• **TASK REQUIREMENTS**
Can you transcribe every entry word for word, skipping the images?

• • •

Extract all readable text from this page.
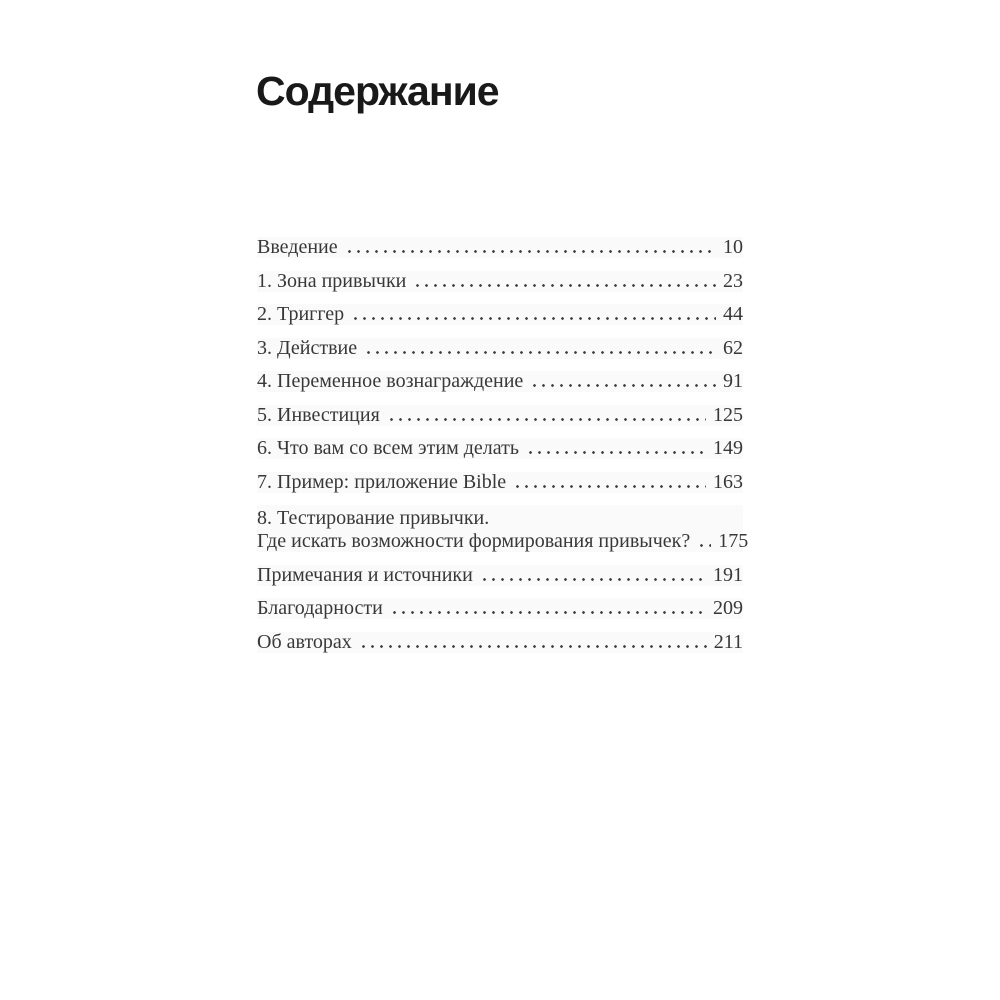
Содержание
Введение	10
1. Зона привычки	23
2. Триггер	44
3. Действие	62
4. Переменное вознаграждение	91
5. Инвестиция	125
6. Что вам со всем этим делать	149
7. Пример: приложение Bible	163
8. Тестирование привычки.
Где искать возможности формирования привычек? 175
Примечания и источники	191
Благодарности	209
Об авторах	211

• • •

• **WRITTEN ANSWER**
Extract all readable text from this page.
Содержание
Введение	10
1. Зона привычки	23
2. Триггер	44
3. Действие	62
4. Переменное вознаграждение	91
5. Инвестиция	125
6. Что вам со всем этим делать	149
7. Пример: приложение Bible	163
8. Тестирование привычки.
Где искать возможности формирования привычек? 175
Примечания и источники	191
Благодарности	209
Об авторах	211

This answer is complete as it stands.